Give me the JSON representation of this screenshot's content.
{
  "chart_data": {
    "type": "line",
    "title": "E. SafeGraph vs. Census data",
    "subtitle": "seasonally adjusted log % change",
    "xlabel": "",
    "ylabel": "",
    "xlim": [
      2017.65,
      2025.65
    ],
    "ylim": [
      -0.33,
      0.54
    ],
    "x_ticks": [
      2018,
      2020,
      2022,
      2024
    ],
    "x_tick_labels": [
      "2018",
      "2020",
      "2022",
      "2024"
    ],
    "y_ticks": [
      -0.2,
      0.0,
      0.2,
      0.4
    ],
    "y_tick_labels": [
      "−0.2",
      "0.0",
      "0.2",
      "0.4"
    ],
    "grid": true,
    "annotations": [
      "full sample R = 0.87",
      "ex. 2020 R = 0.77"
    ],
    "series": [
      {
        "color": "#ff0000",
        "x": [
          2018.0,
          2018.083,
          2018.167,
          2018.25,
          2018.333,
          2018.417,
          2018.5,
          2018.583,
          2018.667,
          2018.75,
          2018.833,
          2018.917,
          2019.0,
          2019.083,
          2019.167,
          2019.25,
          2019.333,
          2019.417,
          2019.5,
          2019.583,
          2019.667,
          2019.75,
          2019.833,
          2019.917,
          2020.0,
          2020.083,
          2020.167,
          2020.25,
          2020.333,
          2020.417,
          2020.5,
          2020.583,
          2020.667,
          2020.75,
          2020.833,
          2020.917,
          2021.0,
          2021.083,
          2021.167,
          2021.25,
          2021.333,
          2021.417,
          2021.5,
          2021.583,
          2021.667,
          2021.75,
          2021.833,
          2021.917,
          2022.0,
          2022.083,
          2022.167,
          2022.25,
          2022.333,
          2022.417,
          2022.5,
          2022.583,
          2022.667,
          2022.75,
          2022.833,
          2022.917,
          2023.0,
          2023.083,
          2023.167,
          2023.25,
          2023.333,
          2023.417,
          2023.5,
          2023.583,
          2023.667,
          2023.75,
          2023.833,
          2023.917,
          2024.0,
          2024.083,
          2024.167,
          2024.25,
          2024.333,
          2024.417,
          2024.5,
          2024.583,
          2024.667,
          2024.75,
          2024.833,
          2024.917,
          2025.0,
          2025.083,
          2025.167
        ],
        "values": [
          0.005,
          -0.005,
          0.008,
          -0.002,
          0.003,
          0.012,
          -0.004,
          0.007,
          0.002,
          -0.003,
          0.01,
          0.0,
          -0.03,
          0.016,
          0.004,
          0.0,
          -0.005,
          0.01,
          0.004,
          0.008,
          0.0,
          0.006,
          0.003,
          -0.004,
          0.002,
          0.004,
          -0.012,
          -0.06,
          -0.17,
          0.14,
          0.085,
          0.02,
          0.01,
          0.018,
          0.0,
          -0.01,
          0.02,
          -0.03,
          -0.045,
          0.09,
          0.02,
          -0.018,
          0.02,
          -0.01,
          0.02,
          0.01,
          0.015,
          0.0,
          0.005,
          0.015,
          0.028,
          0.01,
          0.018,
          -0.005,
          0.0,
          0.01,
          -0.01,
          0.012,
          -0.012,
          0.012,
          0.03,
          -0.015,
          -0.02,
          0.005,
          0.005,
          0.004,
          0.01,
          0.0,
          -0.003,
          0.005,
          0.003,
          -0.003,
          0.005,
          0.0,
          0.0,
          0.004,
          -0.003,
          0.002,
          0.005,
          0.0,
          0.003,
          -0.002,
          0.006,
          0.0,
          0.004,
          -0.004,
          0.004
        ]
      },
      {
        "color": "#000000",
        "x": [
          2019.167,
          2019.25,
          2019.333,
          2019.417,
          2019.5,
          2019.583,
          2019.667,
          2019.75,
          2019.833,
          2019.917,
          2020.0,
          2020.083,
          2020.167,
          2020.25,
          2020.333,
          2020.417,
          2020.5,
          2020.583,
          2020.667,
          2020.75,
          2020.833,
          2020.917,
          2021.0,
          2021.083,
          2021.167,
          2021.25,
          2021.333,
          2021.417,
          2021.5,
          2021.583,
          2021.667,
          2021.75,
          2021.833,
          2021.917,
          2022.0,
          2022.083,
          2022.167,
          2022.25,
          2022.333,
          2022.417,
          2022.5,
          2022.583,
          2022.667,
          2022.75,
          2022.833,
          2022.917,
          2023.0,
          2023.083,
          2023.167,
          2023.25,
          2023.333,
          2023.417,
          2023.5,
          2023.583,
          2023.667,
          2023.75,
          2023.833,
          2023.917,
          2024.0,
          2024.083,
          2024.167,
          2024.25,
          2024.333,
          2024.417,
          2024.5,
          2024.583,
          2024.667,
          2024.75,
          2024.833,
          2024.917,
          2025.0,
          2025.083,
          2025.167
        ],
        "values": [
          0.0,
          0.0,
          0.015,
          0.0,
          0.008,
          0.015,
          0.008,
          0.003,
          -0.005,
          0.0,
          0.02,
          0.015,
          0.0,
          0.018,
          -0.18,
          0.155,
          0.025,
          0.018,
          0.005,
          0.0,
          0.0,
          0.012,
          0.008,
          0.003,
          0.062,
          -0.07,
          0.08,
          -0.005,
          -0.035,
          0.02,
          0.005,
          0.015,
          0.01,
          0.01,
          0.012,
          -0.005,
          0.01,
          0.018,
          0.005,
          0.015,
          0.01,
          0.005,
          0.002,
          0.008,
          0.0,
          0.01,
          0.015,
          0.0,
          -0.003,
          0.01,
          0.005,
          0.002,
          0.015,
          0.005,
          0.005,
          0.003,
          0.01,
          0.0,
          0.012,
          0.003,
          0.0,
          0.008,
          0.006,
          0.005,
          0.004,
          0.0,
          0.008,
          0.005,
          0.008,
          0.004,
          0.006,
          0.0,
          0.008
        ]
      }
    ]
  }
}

▬▬▬

[TASK TO COMPLETE] Take the lines above and print them exactly.

[RESPONSE]
Give me the JSON representation of this screenshot's content.
{
  "chart_data": {
    "type": "line",
    "title": "E. SafeGraph vs. Census data",
    "subtitle": "seasonally adjusted log % change",
    "xlabel": "",
    "ylabel": "",
    "xlim": [
      2017.65,
      2025.65
    ],
    "ylim": [
      -0.33,
      0.54
    ],
    "x_ticks": [
      2018,
      2020,
      2022,
      2024
    ],
    "x_tick_labels": [
      "2018",
      "2020",
      "2022",
      "2024"
    ],
    "y_ticks": [
      -0.2,
      0.0,
      0.2,
      0.4
    ],
    "y_tick_labels": [
      "−0.2",
      "0.0",
      "0.2",
      "0.4"
    ],
    "grid": true,
    "annotations": [
      "full sample R = 0.87",
      "ex. 2020 R = 0.77"
    ],
    "series": [
      {
        "color": "#ff0000",
        "x": [
          2018.0,
          2018.083,
          2018.167,
          2018.25,
          2018.333,
          2018.417,
          2018.5,
          2018.583,
          2018.667,
          2018.75,
          2018.833,
          2018.917,
          2019.0,
          2019.083,
          2019.167,
          2019.25,
          2019.333,
          2019.417,
          2019.5,
          2019.583,
          2019.667,
          2019.75,
          2019.833,
          2019.917,
          2020.0,
          2020.083,
          2020.167,
          2020.25,
          2020.333,
          2020.417,
          2020.5,
          2020.583,
          2020.667,
          2020.75,
          2020.833,
          2020.917,
          2021.0,
          2021.083,
          2021.167,
          2021.25,
          2021.333,
          2021.417,
          2021.5,
          2021.583,
          2021.667,
          2021.75,
          2021.833,
          2021.917,
          2022.0,
          2022.083,
          2022.167,
          2022.25,
          2022.333,
          2022.417,
          2022.5,
          2022.583,
          2022.667,
          2022.75,
          2022.833,
          2022.917,
          2023.0,
          2023.083,
          2023.167,
          2023.25,
          2023.333,
          2023.417,
          2023.5,
          2023.583,
          2023.667,
          2023.75,
          2023.833,
          2023.917,
          2024.0,
          2024.083,
          2024.167,
          2024.25,
          2024.333,
          2024.417,
          2024.5,
          2024.583,
          2024.667,
          2024.75,
          2024.833,
          2024.917,
          2025.0,
          2025.083,
          2025.167
        ],
        "values": [
          0.005,
          -0.005,
          0.008,
          -0.002,
          0.003,
          0.012,
          -0.004,
          0.007,
          0.002,
          -0.003,
          0.01,
          0.0,
          -0.03,
          0.016,
          0.004,
          0.0,
          -0.005,
          0.01,
          0.004,
          0.008,
          0.0,
          0.006,
          0.003,
          -0.004,
          0.002,
          0.004,
          -0.012,
          -0.06,
          -0.17,
          0.14,
          0.085,
          0.02,
          0.01,
          0.018,
          0.0,
          -0.01,
          0.02,
          -0.03,
          -0.045,
          0.09,
          0.02,
          -0.018,
          0.02,
          -0.01,
          0.02,
          0.01,
          0.015,
          0.0,
          0.005,
          0.015,
          0.028,
          0.01,
          0.018,
          -0.005,
          0.0,
          0.01,
          -0.01,
          0.012,
          -0.012,
          0.012,
          0.03,
          -0.015,
          -0.02,
          0.005,
          0.005,
          0.004,
          0.01,
          0.0,
          -0.003,
          0.005,
          0.003,
          -0.003,
          0.005,
          0.0,
          0.0,
          0.004,
          -0.003,
          0.002,
          0.005,
          0.0,
          0.003,
          -0.002,
          0.006,
          0.0,
          0.004,
          -0.004,
          0.004
        ]
      },
      {
        "color": "#000000",
        "x": [
          2019.167,
          2019.25,
          2019.333,
          2019.417,
          2019.5,
          2019.583,
          2019.667,
          2019.75,
          2019.833,
          2019.917,
          2020.0,
          2020.083,
          2020.167,
          2020.25,
          2020.333,
          2020.417,
          2020.5,
          2020.583,
          2020.667,
          2020.75,
          2020.833,
          2020.917,
          2021.0,
          2021.083,
          2021.167,
          2021.25,
          2021.333,
          2021.417,
          2021.5,
          2021.583,
          2021.667,
          2021.75,
          2021.833,
          2021.917,
          2022.0,
          2022.083,
          2022.167,
          2022.25,
          2022.333,
          2022.417,
          2022.5,
          2022.583,
          2022.667,
          2022.75,
          2022.833,
          2022.917,
          2023.0,
          2023.083,
          2023.167,
          2023.25,
          2023.333,
          2023.417,
          2023.5,
          2023.583,
          2023.667,
          2023.75,
          2023.833,
          2023.917,
          2024.0,
          2024.083,
          2024.167,
          2024.25,
          2024.333,
          2024.417,
          2024.5,
          2024.583,
          2024.667,
          2024.75,
          2024.833,
          2024.917,
          2025.0,
          2025.083,
          2025.167
        ],
        "values": [
          0.0,
          0.0,
          0.015,
          0.0,
          0.008,
          0.015,
          0.008,
          0.003,
          -0.005,
          0.0,
          0.02,
          0.015,
          0.0,
          0.018,
          -0.18,
          0.155,
          0.025,
          0.018,
          0.005,
          0.0,
          0.0,
          0.012,
          0.008,
          0.003,
          0.062,
          -0.07,
          0.08,
          -0.005,
          -0.035,
          0.02,
          0.005,
          0.015,
          0.01,
          0.01,
          0.012,
          -0.005,
          0.01,
          0.018,
          0.005,
          0.015,
          0.01,
          0.005,
          0.002,
          0.008,
          0.0,
          0.01,
          0.015,
          0.0,
          -0.003,
          0.01,
          0.005,
          0.002,
          0.015,
          0.005,
          0.005,
          0.003,
          0.01,
          0.0,
          0.012,
          0.003,
          0.0,
          0.008,
          0.006,
          0.005,
          0.004,
          0.0,
          0.008,
          0.005,
          0.008,
          0.004,
          0.006,
          0.0,
          0.008
        ]
      }
    ]
  }
}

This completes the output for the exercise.